**Records supplied**:
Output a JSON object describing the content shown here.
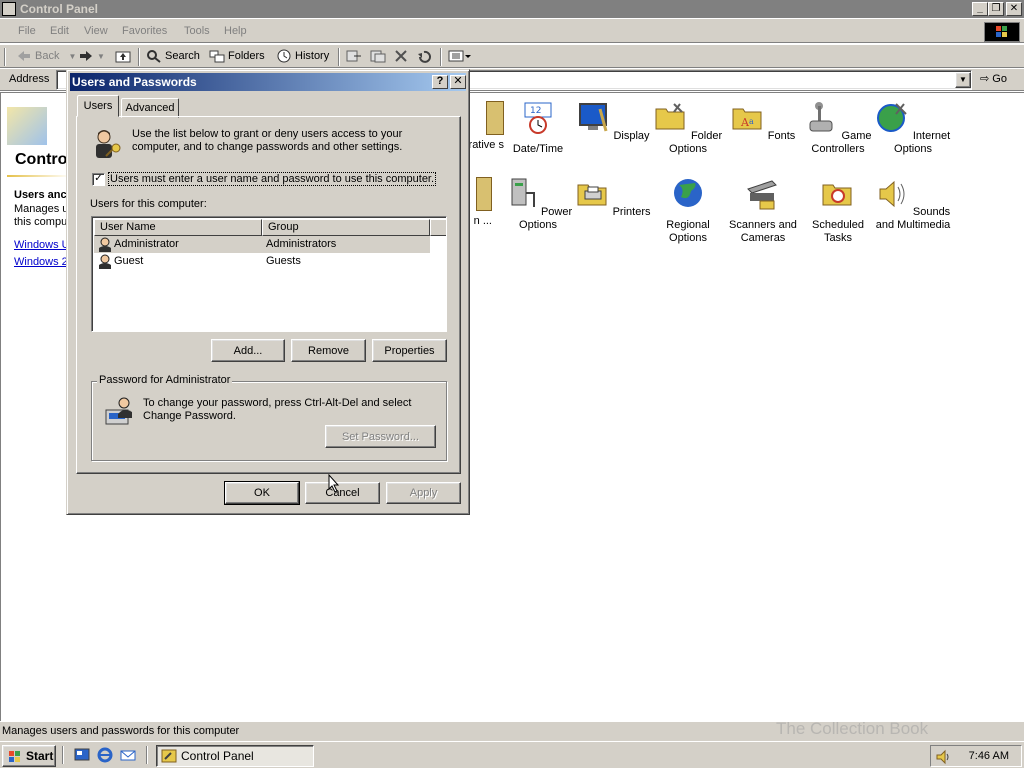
{
  "window": {
    "title": "Control Panel",
    "caption_buttons": [
      "_",
      "❐",
      "✕"
    ]
  },
  "menu": [
    "File",
    "Edit",
    "View",
    "Favorites",
    "Tools",
    "Help"
  ],
  "toolbar": {
    "back": "Back",
    "search": "Search",
    "folders": "Folders",
    "history": "History"
  },
  "address": {
    "label": "Address",
    "go": "Go"
  },
  "left_pane": {
    "title": "Contro",
    "heading": "Users anc",
    "desc": "Manages u this compu",
    "links": [
      "Windows U",
      "Windows 2"
    ]
  },
  "icons": [
    {
      "label": "rative s",
      "color": "#c8a64a"
    },
    {
      "label": "Date/Time",
      "color": "#2a64c8"
    },
    {
      "label": "Display",
      "color": "#1a5ac8"
    },
    {
      "label": "Folder Options",
      "color": "#e6c84a"
    },
    {
      "label": "Fonts",
      "color": "#e6c84a"
    },
    {
      "label": "Game Controllers",
      "color": "#909090"
    },
    {
      "label": "Internet Options",
      "color": "#3aa04a"
    },
    {
      "label": "and n ...",
      "color": "#c8a64a"
    },
    {
      "label": "Power Options",
      "color": "#a0a0a0"
    },
    {
      "label": "Printers",
      "color": "#e6c84a"
    },
    {
      "label": "Regional Options",
      "color": "#2a8a4a"
    },
    {
      "label": "Scanners and Cameras",
      "color": "#606060"
    },
    {
      "label": "Scheduled Tasks",
      "color": "#e6c84a"
    },
    {
      "label": "Sounds and Multimedia",
      "color": "#e6c84a"
    }
  ],
  "statusbar": "Manages users and passwords for this computer",
  "taskbar": {
    "start": "Start",
    "task": "Control Panel",
    "clock": "7:46 AM",
    "watermark": "The Collection Book"
  },
  "dialog": {
    "title": "Users and Passwords",
    "help_btn": "?",
    "close_btn": "✕",
    "tabs": [
      "Users",
      "Advanced"
    ],
    "intro": "Use the list below to grant or deny users access to your computer, and to change passwords and other settings.",
    "checkbox_label": "Users must enter a user name and password to use this computer.",
    "checkbox_checked": true,
    "users_label": "Users for this computer:",
    "columns": [
      "User Name",
      "Group"
    ],
    "users": [
      {
        "name": "Administrator",
        "group": "Administrators"
      },
      {
        "name": "Guest",
        "group": "Guests"
      }
    ],
    "buttons": {
      "add": "Add...",
      "remove": "Remove",
      "properties": "Properties"
    },
    "password_group": "Password for Administrator",
    "password_text": "To change your password, press Ctrl-Alt-Del and select Change Password.",
    "set_password": "Set Password...",
    "ok": "OK",
    "cancel": "Cancel",
    "apply": "Apply"
  }
}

**Challenge**:
Reproduce the listing exactly. Leave its pictures out.

**The reply**:
Output a JSON object describing the content shown here.
{
  "window": {
    "title": "Control Panel",
    "caption_buttons": [
      "_",
      "❐",
      "✕"
    ]
  },
  "menu": [
    "File",
    "Edit",
    "View",
    "Favorites",
    "Tools",
    "Help"
  ],
  "toolbar": {
    "back": "Back",
    "search": "Search",
    "folders": "Folders",
    "history": "History"
  },
  "address": {
    "label": "Address",
    "go": "Go"
  },
  "left_pane": {
    "title": "Contro",
    "heading": "Users anc",
    "desc": "Manages u this compu",
    "links": [
      "Windows U",
      "Windows 2"
    ]
  },
  "icons": [
    {
      "label": "rative s",
      "color": "#c8a64a"
    },
    {
      "label": "Date/Time",
      "color": "#2a64c8"
    },
    {
      "label": "Display",
      "color": "#1a5ac8"
    },
    {
      "label": "Folder Options",
      "color": "#e6c84a"
    },
    {
      "label": "Fonts",
      "color": "#e6c84a"
    },
    {
      "label": "Game Controllers",
      "color": "#909090"
    },
    {
      "label": "Internet Options",
      "color": "#3aa04a"
    },
    {
      "label": "and n ...",
      "color": "#c8a64a"
    },
    {
      "label": "Power Options",
      "color": "#a0a0a0"
    },
    {
      "label": "Printers",
      "color": "#e6c84a"
    },
    {
      "label": "Regional Options",
      "color": "#2a8a4a"
    },
    {
      "label": "Scanners and Cameras",
      "color": "#606060"
    },
    {
      "label": "Scheduled Tasks",
      "color": "#e6c84a"
    },
    {
      "label": "Sounds and Multimedia",
      "color": "#e6c84a"
    }
  ],
  "statusbar": "Manages users and passwords for this computer",
  "taskbar": {
    "start": "Start",
    "task": "Control Panel",
    "clock": "7:46 AM",
    "watermark": "The Collection Book"
  },
  "dialog": {
    "title": "Users and Passwords",
    "help_btn": "?",
    "close_btn": "✕",
    "tabs": [
      "Users",
      "Advanced"
    ],
    "intro": "Use the list below to grant or deny users access to your computer, and to change passwords and other settings.",
    "checkbox_label": "Users must enter a user name and password to use this computer.",
    "checkbox_checked": true,
    "users_label": "Users for this computer:",
    "columns": [
      "User Name",
      "Group"
    ],
    "users": [
      {
        "name": "Administrator",
        "group": "Administrators"
      },
      {
        "name": "Guest",
        "group": "Guests"
      }
    ],
    "buttons": {
      "add": "Add...",
      "remove": "Remove",
      "properties": "Properties"
    },
    "password_group": "Password for Administrator",
    "password_text": "To change your password, press Ctrl-Alt-Del and select Change Password.",
    "set_password": "Set Password...",
    "ok": "OK",
    "cancel": "Cancel",
    "apply": "Apply"
  }
}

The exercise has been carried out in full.